* INSTRUCTIONS FOR THE TASK
Retype the whole listing exactly. Leave out pictures.

* GIVEN DATA
───

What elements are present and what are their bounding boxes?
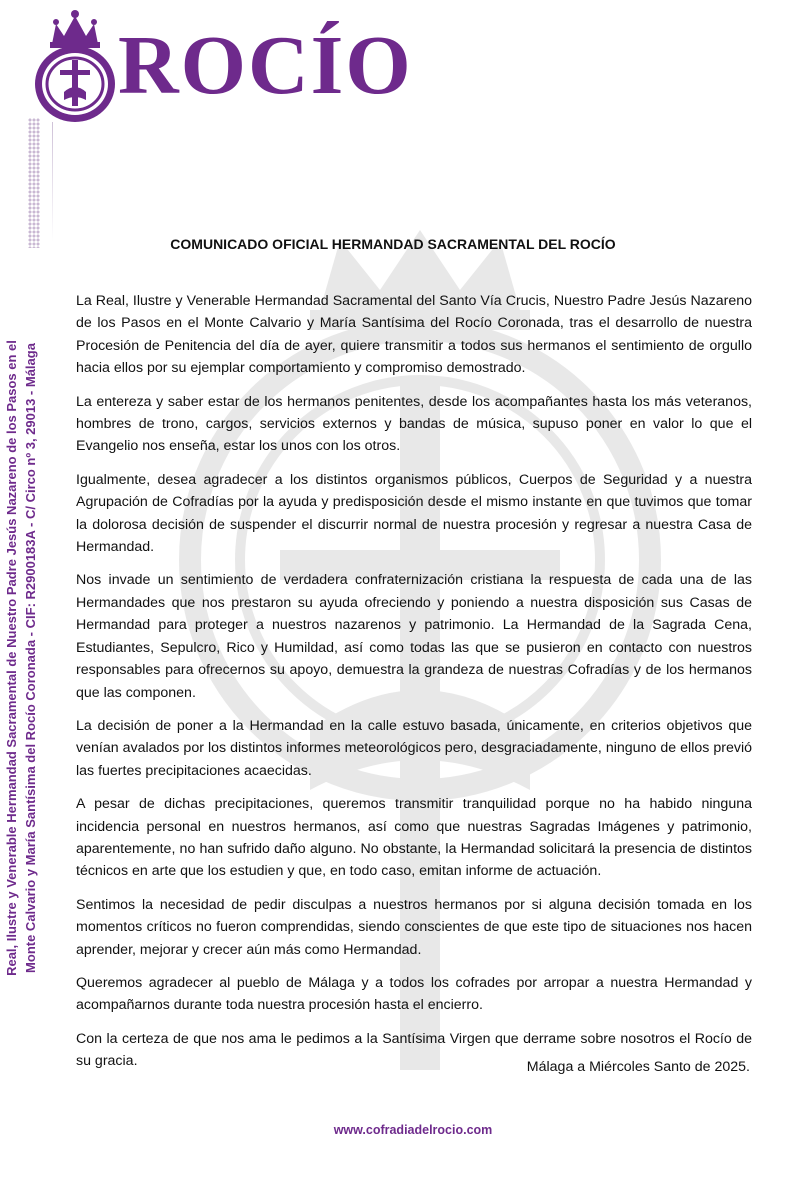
paragraph: La decisión de poner a la Hermandad en la calle estuvo basada, únicamente, en criterios objetivos que venían avalados por los distintos informes meteorológicos pero, desgraciadamente, ninguno de ellos previó las fuertes precipitaciones acaecidas. (76, 717, 752, 779)
paragraph: Sentimos la necesidad de pedir disculpas a nuestros hermanos por si alguna decisión tomada en los momentos críticos no fueron comprendidas, siendo conscientes de que este tipo de situaciones nos hacen aprender, mejorar y crecer aún más como Hermandad. (76, 896, 752, 958)
paragraph: Con la certeza de que nos ama le pedimos a la Santísima Virgen que derrame sobre nosotros el Rocío de su gracia. (76, 1030, 752, 1070)
brotherhood-crest (30, 8, 120, 129)
paragraph: Nos invade un sentimiento de verdadera confraternización cristiana la respuesta de cada una de las Hermandades que nos prestaron su ayuda ofreciendo y poniendo a nuestra disposición sus Casas de Hermandad para proteger a nuestros nazarenos y patrimonio. La Hermandad de la Sagrada Cena, Estudiantes, Sepulcro, Rico y Humildad, así como todas las que se pusieron en contacto con nuestros responsables para ofrecernos su apoyo, demuestra la grandeza de nuestras Cofradías y de los hermanos que las componen. (76, 572, 752, 701)
sidebar-line-2: Monte Calvario y María Santísima del Rocío Coronada - CIF: R2900183A - C/ Circo nº 3, 29013 - Málaga (23, 343, 38, 973)
paragraph: A pesar de dichas precipitaciones, queremos transmitir tranquilidad porque no ha habido ninguna incidencia personal en nuestros hermanos, así como que nuestras Sagradas Imágenes y patrimonio, aparentemente, no han sufrido daño alguno. No obstante, la Hermandad solicitará la presencia de distintos técnicos en arte que los estudien y que, en todo caso, emitan informe de actuación. (76, 796, 752, 880)
brand-wordmark: ROCÍO (118, 19, 413, 112)
paragraph: La entereza y saber estar de los hermanos penitentes, desde los acompañantes hasta los más veteranos, hombres de trono, cargos, servicios externos y bandas de música, supuso poner en valor lo que el Evangelio nos enseña, estar los unos con los otros. (76, 393, 752, 455)
paragraph: Queremos agradecer al pueblo de Málaga y a todos los cofrades por arropar a nuestra Hermandad y acompañarnos durante toda nuestra procesión hasta el encierro. (76, 974, 752, 1014)
sidebar-legal-address (2, 278, 50, 1038)
signoff-date: Málaga a Miércoles Santo de 2025. (526, 1059, 750, 1075)
document-body (76, 290, 752, 1084)
decorative-dot-pattern (28, 118, 40, 248)
footer-website-link[interactable]: www.cofradiadelrocio.com (333, 1123, 493, 1137)
decorative-divider (52, 122, 53, 242)
paragraph: Igualmente, desea agradecer a los distintos organismos públicos, Cuerpos de Seguridad y a nuestra Agrupación de Cofradías por la ayuda y predisposición desde el mismo instante en que tuvimos que tomar la dolorosa decisión de suspender el discurrir normal de nuestra procesión y regresar a nuestra Casa de Hermandad. (76, 471, 752, 556)
crest-icon (30, 8, 120, 124)
paragraph: La Real, Ilustre y Venerable Hermandad Sacramental del Santo Vía Crucis, Nuestro Padre Jesús Nazareno de los Pasos en el Monte Calvario y María Santísima del Rocío Coronada, tras el desarrollo de nuestra Procesión de Penitencia del día de ayer, quiere transmitir a todos sus hermanos el sentimiento de orgullo hacia ellos por su ejemplar comportamiento y compromiso demostrado. (76, 293, 752, 377)
sidebar-line-1: Real, Ilustre y Venerable Hermandad Sacramental de Nuestro Padre Jesús Nazareno de los Pasos en el (4, 340, 19, 976)
document-title: COMUNICADO OFICIAL HERMANDAD SACRAMENTAL DEL ROCÍO (170, 236, 616, 252)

───

* ANSWER SECTION
What elements are present and what are their bounding boxes?
paragraph: La decisión de poner a la Hermandad en la calle estuvo basada, únicamente, en criterios objetivos que venían avalados por los distintos informes meteorológicos pero, desgraciadamente, ninguno de ellos previó las fuertes precipitaciones acaecidas. (76, 717, 752, 779)
paragraph: Sentimos la necesidad de pedir disculpas a nuestros hermanos por si alguna decisión tomada en los momentos críticos no fueron comprendidas, siendo conscientes de que este tipo de situaciones nos hacen aprender, mejorar y crecer aún más como Hermandad. (76, 896, 752, 958)
paragraph: Con la certeza de que nos ama le pedimos a la Santísima Virgen que derrame sobre nosotros el Rocío de su gracia. (76, 1030, 752, 1070)
brotherhood-crest (30, 8, 120, 129)
paragraph: Nos invade un sentimiento de verdadera confraternización cristiana la respuesta de cada una de las Hermandades que nos prestaron su ayuda ofreciendo y poniendo a nuestra disposición sus Casas de Hermandad para proteger a nuestros nazarenos y patrimonio. La Hermandad de la Sagrada Cena, Estudiantes, Sepulcro, Rico y Humildad, así como todas las que se pusieron en contacto con nuestros responsables para ofrecernos su apoyo, demuestra la grandeza de nuestras Cofradías y de los hermanos que las componen. (76, 572, 752, 701)
sidebar-line-2: Monte Calvario y María Santísima del Rocío Coronada - CIF: R2900183A - C/ Circo nº 3, 29013 - Málaga (23, 343, 38, 973)
paragraph: A pesar de dichas precipitaciones, queremos transmitir tranquilidad porque no ha habido ninguna incidencia personal en nuestros hermanos, así como que nuestras Sagradas Imágenes y patrimonio, aparentemente, no han sufrido daño alguno. No obstante, la Hermandad solicitará la presencia de distintos técnicos en arte que los estudien y que, en todo caso, emitan informe de actuación. (76, 796, 752, 880)
brand-wordmark: ROCÍO (118, 19, 413, 112)
paragraph: La entereza y saber estar de los hermanos penitentes, desde los acompañantes hasta los más veteranos, hombres de trono, cargos, servicios externos y bandas de música, supuso poner en valor lo que el Evangelio nos enseña, estar los unos con los otros. (76, 393, 752, 455)
paragraph: Queremos agradecer al pueblo de Málaga y a todos los cofrades por arropar a nuestra Hermandad y acompañarnos durante toda nuestra procesión hasta el encierro. (76, 974, 752, 1014)
sidebar-legal-address (2, 278, 50, 1038)
signoff-date: Málaga a Miércoles Santo de 2025. (526, 1059, 750, 1075)
document-body (76, 290, 752, 1084)
decorative-dot-pattern (28, 118, 40, 248)
footer-website-link[interactable]: www.cofradiadelrocio.com (333, 1123, 493, 1137)
decorative-divider (52, 122, 53, 242)
paragraph: Igualmente, desea agradecer a los distintos organismos públicos, Cuerpos de Seguridad y a nuestra Agrupación de Cofradías por la ayuda y predisposición desde el mismo instante en que tuvimos que tomar la dolorosa decisión de suspender el discurrir normal de nuestra procesión y regresar a nuestra Casa de Hermandad. (76, 471, 752, 556)
crest-icon (30, 8, 120, 124)
paragraph: La Real, Ilustre y Venerable Hermandad Sacramental del Santo Vía Crucis, Nuestro Padre Jesús Nazareno de los Pasos en el Monte Calvario y María Santísima del Rocío Coronada, tras el desarrollo de nuestra Procesión de Penitencia del día de ayer, quiere transmitir a todos sus hermanos el sentimiento de orgullo hacia ellos por su ejemplar comportamiento y compromiso demostrado. (76, 293, 752, 377)
sidebar-line-1: Real, Ilustre y Venerable Hermandad Sacramental de Nuestro Padre Jesús Nazareno de los Pasos en el (4, 340, 19, 976)
document-title: COMUNICADO OFICIAL HERMANDAD SACRAMENTAL DEL ROCÍO (170, 236, 616, 252)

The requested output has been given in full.